[To be done]: Search the entries for the word "object" and pull out each line that has it.

[Listing]:
···

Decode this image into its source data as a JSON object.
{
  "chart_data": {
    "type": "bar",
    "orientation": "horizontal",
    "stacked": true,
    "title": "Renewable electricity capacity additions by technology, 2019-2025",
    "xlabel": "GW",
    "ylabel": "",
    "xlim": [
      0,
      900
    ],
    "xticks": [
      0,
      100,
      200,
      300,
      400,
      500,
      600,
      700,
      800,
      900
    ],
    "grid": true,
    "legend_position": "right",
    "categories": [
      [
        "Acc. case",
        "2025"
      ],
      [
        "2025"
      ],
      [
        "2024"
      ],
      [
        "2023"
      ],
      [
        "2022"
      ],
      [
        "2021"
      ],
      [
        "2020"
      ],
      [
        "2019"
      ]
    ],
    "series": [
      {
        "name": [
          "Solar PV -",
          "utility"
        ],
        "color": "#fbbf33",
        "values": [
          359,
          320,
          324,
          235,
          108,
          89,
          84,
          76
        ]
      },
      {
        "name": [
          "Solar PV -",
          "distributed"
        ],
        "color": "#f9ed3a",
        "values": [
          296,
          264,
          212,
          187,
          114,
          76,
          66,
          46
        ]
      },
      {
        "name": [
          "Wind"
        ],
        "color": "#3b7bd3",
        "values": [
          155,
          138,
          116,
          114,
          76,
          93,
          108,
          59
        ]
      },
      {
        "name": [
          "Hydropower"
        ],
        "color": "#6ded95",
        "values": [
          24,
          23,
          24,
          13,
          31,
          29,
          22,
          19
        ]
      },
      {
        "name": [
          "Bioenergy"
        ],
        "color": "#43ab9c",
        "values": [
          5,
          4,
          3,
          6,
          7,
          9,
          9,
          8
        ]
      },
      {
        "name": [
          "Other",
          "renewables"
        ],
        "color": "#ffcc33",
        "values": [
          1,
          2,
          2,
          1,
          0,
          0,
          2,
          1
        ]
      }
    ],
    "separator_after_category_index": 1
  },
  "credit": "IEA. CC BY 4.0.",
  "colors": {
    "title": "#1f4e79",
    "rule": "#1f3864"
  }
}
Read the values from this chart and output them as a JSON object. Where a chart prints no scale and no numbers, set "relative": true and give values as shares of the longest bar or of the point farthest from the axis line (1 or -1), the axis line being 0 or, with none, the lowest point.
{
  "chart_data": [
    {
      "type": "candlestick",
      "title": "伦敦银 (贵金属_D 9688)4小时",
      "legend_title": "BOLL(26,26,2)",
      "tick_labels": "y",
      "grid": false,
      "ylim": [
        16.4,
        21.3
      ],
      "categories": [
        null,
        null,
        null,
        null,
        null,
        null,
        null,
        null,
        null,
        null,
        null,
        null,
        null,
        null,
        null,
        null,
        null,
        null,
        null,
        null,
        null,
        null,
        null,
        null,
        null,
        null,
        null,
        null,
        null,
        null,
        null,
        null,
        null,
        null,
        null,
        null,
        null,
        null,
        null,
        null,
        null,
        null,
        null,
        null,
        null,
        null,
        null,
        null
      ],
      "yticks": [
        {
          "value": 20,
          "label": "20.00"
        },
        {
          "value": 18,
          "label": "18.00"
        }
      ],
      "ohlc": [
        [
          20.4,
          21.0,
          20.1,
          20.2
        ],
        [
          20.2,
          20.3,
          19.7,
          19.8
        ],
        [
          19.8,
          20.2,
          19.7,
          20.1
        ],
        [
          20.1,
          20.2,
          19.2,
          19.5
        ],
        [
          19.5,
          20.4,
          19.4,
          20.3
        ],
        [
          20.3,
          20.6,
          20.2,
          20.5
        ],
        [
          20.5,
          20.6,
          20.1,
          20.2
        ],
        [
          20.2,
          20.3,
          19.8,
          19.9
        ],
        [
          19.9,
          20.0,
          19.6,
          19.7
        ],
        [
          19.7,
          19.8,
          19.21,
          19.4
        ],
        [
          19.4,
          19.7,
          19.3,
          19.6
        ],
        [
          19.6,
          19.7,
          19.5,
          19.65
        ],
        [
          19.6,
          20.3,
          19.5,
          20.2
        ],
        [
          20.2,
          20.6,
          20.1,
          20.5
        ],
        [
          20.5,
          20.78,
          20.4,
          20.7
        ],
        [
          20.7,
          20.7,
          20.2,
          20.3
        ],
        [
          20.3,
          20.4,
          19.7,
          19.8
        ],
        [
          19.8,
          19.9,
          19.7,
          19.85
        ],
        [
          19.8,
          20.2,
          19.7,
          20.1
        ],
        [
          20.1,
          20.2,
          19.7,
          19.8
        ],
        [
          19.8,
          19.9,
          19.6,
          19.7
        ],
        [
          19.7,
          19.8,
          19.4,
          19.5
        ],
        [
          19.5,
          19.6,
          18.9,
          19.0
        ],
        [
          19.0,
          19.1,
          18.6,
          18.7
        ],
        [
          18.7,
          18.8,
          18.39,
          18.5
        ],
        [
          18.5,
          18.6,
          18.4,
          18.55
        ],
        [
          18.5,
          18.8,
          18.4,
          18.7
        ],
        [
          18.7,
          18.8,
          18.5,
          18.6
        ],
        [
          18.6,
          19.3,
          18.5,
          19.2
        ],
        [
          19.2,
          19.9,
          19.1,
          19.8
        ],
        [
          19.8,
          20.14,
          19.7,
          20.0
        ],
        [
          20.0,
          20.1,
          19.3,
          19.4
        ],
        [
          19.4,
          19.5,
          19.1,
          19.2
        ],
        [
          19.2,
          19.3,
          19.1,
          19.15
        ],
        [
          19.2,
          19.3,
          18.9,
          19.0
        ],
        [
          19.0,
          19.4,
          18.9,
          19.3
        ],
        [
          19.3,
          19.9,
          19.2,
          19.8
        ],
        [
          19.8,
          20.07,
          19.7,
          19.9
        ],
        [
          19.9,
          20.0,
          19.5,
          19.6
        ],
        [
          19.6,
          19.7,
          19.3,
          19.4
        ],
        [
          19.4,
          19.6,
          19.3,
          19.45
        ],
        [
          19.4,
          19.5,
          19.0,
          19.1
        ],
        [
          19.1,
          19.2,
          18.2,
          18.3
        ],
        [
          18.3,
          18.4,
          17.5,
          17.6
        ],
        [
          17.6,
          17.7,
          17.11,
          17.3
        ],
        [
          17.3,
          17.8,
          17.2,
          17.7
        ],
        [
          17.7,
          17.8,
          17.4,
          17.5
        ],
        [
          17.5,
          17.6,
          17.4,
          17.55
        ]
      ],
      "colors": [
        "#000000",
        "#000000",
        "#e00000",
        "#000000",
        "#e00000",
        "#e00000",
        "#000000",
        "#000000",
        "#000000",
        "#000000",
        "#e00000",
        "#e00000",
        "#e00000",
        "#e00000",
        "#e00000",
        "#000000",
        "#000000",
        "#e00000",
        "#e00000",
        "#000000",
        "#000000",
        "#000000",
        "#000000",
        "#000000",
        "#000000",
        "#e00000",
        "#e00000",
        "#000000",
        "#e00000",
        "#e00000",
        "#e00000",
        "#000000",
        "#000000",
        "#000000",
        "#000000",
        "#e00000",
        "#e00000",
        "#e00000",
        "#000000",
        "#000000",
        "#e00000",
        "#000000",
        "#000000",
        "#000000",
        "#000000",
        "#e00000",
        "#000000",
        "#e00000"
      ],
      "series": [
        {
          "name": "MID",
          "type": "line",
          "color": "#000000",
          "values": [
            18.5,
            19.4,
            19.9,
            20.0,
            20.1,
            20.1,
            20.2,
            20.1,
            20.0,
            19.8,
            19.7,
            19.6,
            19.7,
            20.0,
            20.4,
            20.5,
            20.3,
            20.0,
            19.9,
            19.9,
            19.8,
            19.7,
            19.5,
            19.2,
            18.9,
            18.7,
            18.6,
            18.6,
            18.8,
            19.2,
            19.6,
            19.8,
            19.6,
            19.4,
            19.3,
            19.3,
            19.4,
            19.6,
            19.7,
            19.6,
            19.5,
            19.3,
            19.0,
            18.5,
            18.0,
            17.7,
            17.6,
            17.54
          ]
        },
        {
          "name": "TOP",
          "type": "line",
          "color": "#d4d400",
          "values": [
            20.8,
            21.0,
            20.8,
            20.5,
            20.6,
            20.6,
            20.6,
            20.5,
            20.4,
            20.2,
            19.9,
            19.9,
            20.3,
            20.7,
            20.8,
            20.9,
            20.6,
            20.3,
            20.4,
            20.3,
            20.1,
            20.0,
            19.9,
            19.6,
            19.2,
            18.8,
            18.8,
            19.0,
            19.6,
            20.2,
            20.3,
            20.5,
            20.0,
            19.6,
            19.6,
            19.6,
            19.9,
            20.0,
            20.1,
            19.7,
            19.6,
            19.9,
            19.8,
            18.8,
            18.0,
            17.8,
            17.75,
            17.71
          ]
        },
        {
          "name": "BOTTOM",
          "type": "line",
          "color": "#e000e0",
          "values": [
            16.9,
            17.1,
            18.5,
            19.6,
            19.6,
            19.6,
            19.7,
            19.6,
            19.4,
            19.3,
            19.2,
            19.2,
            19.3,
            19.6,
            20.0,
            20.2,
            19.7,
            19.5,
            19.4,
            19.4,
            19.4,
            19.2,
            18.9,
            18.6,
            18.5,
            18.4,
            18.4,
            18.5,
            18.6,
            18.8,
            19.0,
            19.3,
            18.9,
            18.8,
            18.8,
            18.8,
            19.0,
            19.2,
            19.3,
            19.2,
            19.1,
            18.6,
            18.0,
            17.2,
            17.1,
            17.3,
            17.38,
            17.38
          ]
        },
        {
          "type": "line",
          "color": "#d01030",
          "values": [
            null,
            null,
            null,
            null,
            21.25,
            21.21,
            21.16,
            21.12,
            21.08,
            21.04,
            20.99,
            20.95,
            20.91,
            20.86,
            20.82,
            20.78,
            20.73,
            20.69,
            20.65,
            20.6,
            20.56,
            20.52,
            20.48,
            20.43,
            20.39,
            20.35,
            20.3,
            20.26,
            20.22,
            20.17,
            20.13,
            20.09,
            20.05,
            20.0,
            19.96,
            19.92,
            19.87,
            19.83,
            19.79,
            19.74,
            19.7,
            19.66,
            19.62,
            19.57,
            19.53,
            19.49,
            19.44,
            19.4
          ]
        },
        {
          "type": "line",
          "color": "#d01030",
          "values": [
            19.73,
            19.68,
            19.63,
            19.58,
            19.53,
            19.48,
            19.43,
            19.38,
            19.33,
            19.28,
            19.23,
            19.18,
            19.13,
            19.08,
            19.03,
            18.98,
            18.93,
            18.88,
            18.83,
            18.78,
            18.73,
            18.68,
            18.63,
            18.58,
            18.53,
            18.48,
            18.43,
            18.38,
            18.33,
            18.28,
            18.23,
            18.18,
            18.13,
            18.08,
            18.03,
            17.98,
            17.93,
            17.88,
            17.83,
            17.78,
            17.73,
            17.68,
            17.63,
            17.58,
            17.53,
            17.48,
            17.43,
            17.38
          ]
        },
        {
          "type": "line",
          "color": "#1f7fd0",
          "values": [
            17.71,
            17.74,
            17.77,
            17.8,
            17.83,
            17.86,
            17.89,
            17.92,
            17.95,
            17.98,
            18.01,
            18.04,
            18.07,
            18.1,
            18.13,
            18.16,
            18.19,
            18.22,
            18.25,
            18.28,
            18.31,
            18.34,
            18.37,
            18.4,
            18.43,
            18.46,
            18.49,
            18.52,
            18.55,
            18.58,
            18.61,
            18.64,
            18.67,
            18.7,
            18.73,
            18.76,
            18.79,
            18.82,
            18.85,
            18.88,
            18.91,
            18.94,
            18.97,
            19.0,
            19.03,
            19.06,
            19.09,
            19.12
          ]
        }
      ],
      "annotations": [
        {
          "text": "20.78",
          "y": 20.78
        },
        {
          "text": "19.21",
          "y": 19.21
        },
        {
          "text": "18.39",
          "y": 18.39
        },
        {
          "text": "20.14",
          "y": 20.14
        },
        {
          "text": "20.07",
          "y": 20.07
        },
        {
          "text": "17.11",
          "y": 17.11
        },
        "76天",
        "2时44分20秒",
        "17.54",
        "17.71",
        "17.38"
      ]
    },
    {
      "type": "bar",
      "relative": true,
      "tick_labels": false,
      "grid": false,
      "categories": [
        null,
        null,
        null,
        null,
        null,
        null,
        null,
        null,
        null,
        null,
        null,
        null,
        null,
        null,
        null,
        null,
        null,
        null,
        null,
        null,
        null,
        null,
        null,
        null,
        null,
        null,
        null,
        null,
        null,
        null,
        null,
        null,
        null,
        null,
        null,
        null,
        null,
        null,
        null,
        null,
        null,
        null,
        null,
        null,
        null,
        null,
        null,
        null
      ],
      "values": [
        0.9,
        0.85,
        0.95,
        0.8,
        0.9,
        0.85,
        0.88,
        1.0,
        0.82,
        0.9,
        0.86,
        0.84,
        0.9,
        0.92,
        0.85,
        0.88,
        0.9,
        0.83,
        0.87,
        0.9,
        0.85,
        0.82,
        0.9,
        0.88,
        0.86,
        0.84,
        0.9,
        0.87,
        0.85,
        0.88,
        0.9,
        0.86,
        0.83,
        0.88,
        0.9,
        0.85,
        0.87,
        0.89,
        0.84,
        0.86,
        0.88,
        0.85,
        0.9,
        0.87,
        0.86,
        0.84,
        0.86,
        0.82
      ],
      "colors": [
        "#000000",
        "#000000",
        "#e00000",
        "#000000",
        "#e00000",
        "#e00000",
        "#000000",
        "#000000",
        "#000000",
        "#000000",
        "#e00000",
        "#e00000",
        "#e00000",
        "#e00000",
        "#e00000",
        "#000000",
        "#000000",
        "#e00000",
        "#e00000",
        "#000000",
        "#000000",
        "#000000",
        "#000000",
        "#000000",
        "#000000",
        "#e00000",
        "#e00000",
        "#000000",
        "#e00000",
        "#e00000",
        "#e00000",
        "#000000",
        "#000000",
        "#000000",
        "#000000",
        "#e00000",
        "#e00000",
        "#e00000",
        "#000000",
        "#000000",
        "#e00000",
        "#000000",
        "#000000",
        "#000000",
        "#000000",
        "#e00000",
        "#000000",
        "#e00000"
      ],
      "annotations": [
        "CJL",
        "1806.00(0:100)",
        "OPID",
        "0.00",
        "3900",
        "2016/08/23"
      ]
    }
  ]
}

···

[Task answer]:
Decode this image into its source data as a JSON object.
Read the values from this chart and output them as a JSON object. Where a chart prints no scale and no numbers, set "relative": true and give values as shares of the longest bar or of the point farthest from the axis line (1 or -1), the axis line being 0 or, with none, the lowest point.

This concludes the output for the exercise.